§ **Required task**
In the listing below, locate the lines that hold "website" and copy them.

Collected data
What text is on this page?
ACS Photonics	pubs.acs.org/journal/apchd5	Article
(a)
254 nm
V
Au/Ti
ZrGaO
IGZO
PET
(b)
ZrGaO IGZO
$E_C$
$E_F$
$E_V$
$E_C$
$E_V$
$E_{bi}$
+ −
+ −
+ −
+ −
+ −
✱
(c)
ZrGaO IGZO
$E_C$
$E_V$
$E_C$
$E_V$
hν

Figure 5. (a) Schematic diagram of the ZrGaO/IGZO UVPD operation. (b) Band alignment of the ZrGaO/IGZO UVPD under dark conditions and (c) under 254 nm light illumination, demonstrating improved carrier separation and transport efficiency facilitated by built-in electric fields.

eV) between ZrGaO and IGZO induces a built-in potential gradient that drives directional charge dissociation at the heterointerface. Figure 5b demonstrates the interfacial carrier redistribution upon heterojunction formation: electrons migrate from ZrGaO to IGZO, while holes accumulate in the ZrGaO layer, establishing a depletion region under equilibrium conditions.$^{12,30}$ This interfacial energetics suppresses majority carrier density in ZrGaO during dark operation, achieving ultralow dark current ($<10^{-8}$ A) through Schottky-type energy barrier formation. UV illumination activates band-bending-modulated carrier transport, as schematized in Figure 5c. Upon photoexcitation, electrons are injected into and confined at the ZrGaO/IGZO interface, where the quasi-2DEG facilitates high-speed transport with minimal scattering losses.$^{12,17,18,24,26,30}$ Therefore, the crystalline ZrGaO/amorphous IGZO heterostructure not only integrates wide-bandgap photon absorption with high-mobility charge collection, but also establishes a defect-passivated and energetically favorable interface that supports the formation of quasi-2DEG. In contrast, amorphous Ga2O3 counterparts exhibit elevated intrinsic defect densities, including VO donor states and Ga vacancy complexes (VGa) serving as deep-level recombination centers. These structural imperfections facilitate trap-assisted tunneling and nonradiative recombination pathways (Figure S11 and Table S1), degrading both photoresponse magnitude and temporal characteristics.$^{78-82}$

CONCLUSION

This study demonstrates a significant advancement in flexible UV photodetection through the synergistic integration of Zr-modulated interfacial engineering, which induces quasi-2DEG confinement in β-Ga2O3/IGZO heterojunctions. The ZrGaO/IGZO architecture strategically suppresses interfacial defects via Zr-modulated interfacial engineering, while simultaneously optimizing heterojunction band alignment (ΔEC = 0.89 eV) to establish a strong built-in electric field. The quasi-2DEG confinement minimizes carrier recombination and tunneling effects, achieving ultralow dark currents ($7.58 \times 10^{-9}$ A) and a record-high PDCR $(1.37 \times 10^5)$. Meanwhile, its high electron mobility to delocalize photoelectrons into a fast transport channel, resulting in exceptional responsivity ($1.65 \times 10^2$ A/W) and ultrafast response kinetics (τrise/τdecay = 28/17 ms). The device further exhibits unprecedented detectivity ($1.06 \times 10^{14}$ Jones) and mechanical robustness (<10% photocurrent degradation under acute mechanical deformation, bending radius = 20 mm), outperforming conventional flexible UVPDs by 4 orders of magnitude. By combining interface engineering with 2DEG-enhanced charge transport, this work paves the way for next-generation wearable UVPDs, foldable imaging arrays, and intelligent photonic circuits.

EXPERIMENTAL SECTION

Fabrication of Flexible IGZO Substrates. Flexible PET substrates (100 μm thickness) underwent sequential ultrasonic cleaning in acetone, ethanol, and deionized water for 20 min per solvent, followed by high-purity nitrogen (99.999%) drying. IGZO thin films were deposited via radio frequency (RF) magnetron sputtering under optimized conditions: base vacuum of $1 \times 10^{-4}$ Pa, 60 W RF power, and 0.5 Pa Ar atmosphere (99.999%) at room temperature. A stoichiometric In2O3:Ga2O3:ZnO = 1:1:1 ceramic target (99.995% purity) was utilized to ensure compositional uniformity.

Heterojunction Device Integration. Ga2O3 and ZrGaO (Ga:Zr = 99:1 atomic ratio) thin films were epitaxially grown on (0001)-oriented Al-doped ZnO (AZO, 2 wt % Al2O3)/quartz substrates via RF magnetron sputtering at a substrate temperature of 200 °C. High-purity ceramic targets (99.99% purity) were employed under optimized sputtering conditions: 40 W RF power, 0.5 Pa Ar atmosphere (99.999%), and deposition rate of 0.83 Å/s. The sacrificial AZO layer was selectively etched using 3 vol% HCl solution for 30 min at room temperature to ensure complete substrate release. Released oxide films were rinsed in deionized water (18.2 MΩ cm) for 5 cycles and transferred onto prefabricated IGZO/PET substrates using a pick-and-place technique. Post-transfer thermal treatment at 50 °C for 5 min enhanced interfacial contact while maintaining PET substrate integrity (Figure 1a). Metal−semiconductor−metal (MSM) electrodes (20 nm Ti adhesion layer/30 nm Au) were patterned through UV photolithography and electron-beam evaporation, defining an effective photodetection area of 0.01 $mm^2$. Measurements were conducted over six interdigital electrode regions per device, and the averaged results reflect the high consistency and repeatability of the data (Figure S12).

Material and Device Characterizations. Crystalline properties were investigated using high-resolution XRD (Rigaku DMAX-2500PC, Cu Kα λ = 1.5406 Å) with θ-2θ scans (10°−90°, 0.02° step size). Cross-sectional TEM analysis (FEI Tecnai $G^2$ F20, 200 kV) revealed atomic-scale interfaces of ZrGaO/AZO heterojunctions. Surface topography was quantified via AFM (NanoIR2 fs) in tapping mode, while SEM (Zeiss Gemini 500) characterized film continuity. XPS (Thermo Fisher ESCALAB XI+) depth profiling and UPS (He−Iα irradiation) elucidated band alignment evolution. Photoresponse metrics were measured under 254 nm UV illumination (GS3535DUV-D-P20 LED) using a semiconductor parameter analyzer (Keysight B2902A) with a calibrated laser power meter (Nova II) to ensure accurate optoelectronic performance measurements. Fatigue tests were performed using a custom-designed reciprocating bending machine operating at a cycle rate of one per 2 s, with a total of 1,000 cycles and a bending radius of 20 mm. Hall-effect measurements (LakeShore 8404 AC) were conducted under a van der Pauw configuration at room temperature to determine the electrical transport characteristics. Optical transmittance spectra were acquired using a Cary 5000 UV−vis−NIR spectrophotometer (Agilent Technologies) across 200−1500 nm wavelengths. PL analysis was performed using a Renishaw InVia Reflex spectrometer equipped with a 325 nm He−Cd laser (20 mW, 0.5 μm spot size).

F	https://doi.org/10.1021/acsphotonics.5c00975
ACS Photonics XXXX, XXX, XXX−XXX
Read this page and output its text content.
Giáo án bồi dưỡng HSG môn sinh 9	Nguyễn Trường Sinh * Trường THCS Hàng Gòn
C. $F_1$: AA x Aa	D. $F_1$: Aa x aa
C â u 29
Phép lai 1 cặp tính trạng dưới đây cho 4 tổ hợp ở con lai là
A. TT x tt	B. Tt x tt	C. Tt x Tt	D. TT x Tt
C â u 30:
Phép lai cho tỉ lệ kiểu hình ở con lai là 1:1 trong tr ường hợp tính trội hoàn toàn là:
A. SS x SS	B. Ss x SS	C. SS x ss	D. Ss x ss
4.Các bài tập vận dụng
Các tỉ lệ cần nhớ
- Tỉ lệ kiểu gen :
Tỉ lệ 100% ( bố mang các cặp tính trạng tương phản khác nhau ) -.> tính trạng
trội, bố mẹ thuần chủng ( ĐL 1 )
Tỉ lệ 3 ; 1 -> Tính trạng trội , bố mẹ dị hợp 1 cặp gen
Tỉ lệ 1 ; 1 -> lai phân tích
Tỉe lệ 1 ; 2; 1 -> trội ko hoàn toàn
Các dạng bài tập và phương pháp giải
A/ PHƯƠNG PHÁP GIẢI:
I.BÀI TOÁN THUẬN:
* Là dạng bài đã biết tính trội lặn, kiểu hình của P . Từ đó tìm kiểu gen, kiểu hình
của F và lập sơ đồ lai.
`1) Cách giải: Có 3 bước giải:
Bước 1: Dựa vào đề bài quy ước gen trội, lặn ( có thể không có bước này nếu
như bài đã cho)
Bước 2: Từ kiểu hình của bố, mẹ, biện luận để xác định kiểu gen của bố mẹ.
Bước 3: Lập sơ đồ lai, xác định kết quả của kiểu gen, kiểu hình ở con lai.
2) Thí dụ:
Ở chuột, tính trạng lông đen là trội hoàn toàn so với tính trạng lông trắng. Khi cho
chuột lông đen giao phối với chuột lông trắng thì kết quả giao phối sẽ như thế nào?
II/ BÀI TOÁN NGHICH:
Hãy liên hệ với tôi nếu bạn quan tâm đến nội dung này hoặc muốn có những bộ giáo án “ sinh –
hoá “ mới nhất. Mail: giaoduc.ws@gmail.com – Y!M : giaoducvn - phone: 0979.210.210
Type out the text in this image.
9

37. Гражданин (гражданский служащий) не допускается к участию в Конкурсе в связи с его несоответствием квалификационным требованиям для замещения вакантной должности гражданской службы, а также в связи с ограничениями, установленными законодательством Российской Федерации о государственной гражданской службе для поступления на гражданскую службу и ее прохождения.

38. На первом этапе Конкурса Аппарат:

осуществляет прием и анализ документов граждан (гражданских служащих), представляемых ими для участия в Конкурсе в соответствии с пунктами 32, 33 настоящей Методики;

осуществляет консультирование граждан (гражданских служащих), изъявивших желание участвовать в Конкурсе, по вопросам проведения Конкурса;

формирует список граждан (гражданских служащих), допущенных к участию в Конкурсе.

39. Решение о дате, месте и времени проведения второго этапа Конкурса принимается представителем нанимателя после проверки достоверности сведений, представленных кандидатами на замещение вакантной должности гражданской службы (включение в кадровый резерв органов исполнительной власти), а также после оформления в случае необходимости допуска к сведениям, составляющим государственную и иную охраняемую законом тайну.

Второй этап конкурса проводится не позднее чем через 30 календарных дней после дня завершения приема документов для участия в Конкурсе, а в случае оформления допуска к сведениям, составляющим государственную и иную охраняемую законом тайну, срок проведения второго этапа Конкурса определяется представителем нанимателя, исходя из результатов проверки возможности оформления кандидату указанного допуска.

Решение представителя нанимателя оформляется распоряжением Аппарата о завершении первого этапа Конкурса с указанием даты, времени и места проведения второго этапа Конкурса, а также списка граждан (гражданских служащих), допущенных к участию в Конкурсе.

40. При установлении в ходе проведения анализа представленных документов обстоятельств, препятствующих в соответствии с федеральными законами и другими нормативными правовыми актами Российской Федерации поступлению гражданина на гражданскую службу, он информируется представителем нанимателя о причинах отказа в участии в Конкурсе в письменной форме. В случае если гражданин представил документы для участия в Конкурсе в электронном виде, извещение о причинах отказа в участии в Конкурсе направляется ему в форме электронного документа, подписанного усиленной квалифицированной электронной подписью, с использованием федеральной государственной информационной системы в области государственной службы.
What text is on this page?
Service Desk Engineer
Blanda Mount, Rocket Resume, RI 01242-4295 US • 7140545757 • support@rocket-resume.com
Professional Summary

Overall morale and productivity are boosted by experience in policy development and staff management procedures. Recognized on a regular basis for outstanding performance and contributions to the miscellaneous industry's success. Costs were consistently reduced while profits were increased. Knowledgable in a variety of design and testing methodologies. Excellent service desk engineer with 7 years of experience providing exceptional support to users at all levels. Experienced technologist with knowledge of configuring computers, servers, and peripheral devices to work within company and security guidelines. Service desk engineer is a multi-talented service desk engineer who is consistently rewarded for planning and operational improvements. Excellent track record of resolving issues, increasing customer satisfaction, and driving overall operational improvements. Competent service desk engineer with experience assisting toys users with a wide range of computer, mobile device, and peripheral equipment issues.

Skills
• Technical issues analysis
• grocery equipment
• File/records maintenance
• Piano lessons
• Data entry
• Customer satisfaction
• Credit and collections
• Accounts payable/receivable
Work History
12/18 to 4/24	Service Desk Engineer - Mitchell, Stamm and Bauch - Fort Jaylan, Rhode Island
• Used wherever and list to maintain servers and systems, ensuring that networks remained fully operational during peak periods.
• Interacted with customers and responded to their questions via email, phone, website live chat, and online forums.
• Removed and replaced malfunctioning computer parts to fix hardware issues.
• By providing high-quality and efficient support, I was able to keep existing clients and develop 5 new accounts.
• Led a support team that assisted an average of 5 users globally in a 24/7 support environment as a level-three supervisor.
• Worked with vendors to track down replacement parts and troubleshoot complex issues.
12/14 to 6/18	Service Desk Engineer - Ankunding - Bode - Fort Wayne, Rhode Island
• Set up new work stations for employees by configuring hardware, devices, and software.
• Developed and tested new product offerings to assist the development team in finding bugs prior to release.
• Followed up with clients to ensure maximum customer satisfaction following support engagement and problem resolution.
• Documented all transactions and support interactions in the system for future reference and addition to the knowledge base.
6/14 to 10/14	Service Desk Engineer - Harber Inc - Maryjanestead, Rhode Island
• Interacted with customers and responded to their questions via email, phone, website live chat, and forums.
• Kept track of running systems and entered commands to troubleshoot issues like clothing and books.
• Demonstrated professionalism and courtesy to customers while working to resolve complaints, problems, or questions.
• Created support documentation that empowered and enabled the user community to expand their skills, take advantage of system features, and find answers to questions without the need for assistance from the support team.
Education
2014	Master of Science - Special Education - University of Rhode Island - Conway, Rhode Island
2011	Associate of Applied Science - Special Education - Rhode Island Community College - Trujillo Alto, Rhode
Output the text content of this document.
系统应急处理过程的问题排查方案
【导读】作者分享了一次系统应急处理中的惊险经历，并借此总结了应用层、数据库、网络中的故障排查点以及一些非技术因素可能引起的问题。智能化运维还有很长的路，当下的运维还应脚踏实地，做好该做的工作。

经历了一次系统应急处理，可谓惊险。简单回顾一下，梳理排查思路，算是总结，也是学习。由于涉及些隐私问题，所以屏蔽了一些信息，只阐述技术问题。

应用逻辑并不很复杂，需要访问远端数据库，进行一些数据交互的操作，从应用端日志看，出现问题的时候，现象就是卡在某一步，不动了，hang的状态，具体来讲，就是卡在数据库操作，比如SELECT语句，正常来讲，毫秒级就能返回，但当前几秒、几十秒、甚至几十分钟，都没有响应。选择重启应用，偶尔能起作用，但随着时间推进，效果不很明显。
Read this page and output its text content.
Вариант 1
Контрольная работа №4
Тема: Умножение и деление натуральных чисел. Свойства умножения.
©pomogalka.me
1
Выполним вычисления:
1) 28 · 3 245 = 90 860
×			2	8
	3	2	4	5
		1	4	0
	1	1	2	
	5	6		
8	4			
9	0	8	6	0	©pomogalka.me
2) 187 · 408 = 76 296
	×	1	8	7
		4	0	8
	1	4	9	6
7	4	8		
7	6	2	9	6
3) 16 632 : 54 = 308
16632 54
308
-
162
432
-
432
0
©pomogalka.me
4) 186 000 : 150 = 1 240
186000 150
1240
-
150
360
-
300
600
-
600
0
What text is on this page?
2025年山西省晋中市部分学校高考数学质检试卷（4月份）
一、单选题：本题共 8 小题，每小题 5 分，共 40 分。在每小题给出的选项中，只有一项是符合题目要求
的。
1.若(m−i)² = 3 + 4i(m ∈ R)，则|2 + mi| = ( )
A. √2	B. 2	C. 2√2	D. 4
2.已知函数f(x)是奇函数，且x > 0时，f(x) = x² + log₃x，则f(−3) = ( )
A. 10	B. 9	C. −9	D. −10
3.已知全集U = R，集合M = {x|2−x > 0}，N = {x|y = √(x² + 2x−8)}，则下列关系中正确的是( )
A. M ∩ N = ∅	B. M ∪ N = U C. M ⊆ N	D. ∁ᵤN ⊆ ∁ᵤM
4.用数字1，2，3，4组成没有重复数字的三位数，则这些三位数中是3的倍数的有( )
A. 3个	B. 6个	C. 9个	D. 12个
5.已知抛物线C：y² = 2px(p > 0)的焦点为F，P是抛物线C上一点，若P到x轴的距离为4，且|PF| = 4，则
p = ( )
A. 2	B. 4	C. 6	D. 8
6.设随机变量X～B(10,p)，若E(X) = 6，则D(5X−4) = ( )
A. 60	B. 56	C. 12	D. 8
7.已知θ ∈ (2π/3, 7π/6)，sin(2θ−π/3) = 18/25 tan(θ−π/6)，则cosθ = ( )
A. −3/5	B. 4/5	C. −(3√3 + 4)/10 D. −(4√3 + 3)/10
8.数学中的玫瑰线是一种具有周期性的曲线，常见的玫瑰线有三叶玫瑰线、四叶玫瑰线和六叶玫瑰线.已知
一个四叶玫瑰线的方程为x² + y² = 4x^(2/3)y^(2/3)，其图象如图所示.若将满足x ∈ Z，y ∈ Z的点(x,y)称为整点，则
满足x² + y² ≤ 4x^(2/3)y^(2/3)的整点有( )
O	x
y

§ **Worked solution**
• Interacted with customers and responded to their questions via email, phone, website live chat, and online forums.
• Interacted with customers and responded to their questions via email, phone, website live chat, and forums.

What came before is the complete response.